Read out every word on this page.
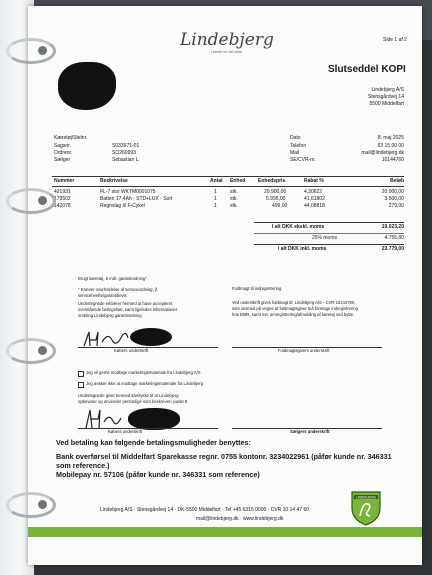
Lindebjerg
– i stedet for det vilde
Side 1 af 2
Slutseddel KOPI
Lindebjerg A/S
Stensgårdvej 14
5500 Middelfart
Kæretøj/Stelnr.
Sagsnr.	S033971-01
Ordrenr.	SO260993
Sælger	Sebastian L.
Dato	8. maj 2025
Telefon	63 15 00 00
Mail	mail@lindebjerg.dk
SE/CVR-nr.	10144760
Nummer	Beskrivelse	Antal Enhed	Enhedspris	Rabat %	Beløb
421931	FL-7 stol WKTM0001075	1	stk.	20.900,00	4,30622	20.000,00
179502	Batteri 17,4Ah - STD+LUX - Sort	1	stk.	5.995,00	41,61802	3.500,00
142078	Regnslag til F-Cykel	1	stk.	499,00	44,08818	279,00
I alt DKK ekskl. moms	19.023,20
25% moms	4.755,80
I alt DKK inkl. moms	23.779,00
Brugt kæretøj, 6 mdr. garantiordning*
* Kræver overholdelse af serviceordning, jf.
serviceheefte/garantibevis
Undertegnede erklærer hermed at have accepteret
overstående betingelser, samt ligeledes informationer
omkring Lindebjerg garantiordning
Købers underskrift
Jeg vil gerne modtage marketingsmateriale fra Lindebjerg A/S
Jeg ønsker ikke at modtage marketingsmateriale fra Lindebjerg
Undertegnede giver hermed samtykke til at Lindebjerg
opbevarer og anvender personlige som beskrevet i punkt 8
Købers underskrift
Fuldmagt til indregistrering
Ved underskrift gives fuldmagt til: Lindebjerg A/S - CVR 10144760,
som dermed på vegne af fuldmagtsgiver må foretage indregistrering
hos DMR, samt evt. omregistrering/afmelding af køretøj ved bytte.
Fuldmagtsgivers underskrift
Sælgers underskrift
Ved betaling kan følgende betalingsmuligheder benyttes:
Bank overførsel til Middelfart Sparekasse regnr. 0755 kontonr. 3234022961 (påfør kunde nr. 346331 som reference.)
Mobilepay nr. 57106 (påfør kunde nr. 346331 som reference)
Lindebjerg A/S · Stensgårdvej 14 · DK-5500 Middelfart · Tel +45 6315 0000 · CVR 10 14 47 60
mail@lindebjerg.dk · www.lindebjerg.dk
LINDEBJERG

* **Exercise details**
Search the records for the word "garantiordning". Copy every line that has it.

* **Complete answer**
Brugt kæretøj, 6 mdr. garantiordning*
omkring Lindebjerg garantiordning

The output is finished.